→ **GIVEN DATA**:
--------------------------------

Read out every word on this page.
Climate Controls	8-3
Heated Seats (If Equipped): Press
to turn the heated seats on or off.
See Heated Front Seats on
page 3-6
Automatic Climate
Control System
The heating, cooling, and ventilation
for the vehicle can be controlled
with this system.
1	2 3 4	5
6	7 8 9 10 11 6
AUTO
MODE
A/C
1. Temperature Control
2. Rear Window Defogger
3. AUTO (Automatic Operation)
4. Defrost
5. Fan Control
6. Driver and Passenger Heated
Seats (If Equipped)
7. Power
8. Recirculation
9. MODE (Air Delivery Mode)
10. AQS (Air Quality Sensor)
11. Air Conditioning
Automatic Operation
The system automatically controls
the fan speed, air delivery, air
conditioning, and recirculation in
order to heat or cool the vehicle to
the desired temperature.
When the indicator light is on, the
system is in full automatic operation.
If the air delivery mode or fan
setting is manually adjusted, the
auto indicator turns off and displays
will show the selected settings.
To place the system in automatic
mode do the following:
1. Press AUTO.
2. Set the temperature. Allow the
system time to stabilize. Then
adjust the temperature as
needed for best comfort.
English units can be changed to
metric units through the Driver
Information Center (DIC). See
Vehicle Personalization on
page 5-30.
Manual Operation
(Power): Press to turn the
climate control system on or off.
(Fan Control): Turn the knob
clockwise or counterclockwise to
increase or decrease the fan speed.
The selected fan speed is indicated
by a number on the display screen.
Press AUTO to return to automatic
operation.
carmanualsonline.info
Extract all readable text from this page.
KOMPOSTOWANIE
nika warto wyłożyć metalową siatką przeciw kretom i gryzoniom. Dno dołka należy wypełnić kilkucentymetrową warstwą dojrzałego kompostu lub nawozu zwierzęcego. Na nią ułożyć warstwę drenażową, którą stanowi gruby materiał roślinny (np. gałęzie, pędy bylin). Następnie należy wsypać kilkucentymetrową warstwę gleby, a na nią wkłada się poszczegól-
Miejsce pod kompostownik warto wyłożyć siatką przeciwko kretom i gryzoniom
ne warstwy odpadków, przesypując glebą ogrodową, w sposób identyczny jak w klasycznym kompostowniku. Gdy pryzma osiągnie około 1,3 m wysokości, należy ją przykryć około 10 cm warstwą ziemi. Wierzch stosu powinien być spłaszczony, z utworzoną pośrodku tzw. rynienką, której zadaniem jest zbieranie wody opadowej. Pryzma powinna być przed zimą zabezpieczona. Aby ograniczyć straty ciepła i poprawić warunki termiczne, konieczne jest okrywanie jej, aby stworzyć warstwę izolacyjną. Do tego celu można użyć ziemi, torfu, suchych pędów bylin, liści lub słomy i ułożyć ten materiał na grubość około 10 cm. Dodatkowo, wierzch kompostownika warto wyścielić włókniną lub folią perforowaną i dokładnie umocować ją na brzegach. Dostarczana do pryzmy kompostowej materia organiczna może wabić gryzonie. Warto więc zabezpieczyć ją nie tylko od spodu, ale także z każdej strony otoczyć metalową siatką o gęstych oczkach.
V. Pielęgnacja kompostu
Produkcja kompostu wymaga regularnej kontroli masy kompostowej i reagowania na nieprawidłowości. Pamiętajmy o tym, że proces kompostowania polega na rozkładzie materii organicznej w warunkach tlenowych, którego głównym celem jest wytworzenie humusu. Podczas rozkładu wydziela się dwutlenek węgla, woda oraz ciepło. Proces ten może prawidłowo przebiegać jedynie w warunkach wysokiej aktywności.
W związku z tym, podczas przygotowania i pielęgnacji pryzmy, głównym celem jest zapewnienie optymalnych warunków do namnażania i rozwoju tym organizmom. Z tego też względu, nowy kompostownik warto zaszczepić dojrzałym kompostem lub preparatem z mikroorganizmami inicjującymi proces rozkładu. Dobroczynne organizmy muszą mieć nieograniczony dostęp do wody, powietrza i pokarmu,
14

--------------------------------

→ **STATED GOAL**:
Identify the lines that contain the string "page", and copy every one of them.

→ **TASK ANSWER**:
Read out every word on this page.
page 3-6
page 5-30.
Extract all readable text from this page.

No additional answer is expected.